# DATA EXTRACT start

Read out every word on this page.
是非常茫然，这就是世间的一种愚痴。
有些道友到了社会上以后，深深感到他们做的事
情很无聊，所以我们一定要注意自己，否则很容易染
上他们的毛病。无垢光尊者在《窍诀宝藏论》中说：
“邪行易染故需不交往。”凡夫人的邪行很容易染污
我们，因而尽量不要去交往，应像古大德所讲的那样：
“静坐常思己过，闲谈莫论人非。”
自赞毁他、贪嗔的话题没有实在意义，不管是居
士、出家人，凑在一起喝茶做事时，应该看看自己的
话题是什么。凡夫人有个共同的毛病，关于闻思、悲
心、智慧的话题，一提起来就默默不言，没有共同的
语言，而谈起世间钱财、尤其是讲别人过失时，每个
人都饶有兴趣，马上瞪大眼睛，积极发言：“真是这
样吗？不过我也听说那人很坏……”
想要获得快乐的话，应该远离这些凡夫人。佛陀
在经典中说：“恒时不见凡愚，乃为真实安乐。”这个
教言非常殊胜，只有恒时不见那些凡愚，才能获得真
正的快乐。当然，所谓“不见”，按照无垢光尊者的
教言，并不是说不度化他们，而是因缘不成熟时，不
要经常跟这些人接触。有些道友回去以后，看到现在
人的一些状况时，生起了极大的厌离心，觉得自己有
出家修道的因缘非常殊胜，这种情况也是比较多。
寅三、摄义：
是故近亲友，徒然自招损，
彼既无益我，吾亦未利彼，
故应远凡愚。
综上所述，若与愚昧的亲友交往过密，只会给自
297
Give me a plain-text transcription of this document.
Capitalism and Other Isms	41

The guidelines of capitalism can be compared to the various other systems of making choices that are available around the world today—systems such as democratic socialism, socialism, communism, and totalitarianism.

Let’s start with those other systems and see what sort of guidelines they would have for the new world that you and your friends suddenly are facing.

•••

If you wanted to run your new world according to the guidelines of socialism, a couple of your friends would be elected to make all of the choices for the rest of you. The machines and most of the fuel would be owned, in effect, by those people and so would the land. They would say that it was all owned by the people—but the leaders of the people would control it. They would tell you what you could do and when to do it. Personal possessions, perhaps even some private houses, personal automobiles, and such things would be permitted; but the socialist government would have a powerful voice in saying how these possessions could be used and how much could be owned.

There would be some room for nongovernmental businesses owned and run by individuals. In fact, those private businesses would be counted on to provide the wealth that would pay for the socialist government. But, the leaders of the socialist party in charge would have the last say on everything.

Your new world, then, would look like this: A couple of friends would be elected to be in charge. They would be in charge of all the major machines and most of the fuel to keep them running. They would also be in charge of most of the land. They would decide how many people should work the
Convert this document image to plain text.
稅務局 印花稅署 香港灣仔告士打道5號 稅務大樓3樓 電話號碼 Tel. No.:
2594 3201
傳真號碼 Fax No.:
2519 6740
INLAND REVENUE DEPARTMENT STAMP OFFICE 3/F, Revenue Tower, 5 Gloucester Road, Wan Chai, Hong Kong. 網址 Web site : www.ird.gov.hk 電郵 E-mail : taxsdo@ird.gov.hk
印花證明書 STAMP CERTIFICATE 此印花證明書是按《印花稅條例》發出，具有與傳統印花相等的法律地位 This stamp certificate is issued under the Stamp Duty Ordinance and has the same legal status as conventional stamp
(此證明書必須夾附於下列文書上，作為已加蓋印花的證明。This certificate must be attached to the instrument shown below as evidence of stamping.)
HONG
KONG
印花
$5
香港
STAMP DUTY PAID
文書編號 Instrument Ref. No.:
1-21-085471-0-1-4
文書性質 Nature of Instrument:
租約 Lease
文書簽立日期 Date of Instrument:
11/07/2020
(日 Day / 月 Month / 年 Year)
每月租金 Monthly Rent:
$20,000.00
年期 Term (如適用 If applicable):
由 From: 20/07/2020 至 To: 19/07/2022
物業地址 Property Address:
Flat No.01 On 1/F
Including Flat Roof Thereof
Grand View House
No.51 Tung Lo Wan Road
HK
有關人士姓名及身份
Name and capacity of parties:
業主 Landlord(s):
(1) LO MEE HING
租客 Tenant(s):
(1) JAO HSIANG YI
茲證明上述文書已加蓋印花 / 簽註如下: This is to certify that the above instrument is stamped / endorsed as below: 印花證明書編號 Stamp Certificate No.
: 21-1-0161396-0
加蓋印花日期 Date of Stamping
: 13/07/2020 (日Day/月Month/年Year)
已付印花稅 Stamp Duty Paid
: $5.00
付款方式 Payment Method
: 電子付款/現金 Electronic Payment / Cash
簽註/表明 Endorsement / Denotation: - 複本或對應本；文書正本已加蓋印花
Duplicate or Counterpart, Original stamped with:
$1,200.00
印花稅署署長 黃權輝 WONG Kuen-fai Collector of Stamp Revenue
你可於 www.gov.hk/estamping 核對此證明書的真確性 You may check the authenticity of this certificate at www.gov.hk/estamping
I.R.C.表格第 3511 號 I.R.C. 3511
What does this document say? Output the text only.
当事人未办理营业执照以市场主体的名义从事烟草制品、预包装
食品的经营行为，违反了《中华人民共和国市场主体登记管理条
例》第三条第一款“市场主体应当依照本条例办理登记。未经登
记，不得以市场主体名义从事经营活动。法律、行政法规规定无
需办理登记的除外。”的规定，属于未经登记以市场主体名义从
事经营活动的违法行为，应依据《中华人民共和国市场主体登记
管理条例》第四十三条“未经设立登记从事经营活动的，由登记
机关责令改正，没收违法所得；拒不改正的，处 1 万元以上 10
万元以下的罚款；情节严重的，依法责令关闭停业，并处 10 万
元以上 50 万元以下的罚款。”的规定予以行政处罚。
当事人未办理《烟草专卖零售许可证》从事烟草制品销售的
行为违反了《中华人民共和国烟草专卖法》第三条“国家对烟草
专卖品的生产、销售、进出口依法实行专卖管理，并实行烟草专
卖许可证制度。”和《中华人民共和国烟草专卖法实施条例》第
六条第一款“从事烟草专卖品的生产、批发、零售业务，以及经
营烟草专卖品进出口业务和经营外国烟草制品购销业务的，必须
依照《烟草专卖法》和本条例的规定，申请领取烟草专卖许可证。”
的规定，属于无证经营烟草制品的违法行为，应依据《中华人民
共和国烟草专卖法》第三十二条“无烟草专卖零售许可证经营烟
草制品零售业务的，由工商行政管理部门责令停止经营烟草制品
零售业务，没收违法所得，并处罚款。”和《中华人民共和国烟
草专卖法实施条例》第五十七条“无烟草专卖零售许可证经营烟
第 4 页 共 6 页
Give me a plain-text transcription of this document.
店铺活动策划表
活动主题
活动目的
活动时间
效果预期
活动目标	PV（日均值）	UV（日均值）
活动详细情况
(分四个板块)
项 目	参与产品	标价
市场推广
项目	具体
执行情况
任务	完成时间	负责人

# DATA EXTRACT end

Report all lines of the data that include the word "Road".

* EXERCISE RESPONSE
INLAND REVENUE DEPARTMENT STAMP OFFICE 3/F, Revenue Tower, 5 Gloucester Road, Wan Chai, Hong Kong. 網址 Web site : www.ird.gov.hk 電郵 E-mail : taxsdo@ird.gov.hk
No.51 Tung Lo Wan Road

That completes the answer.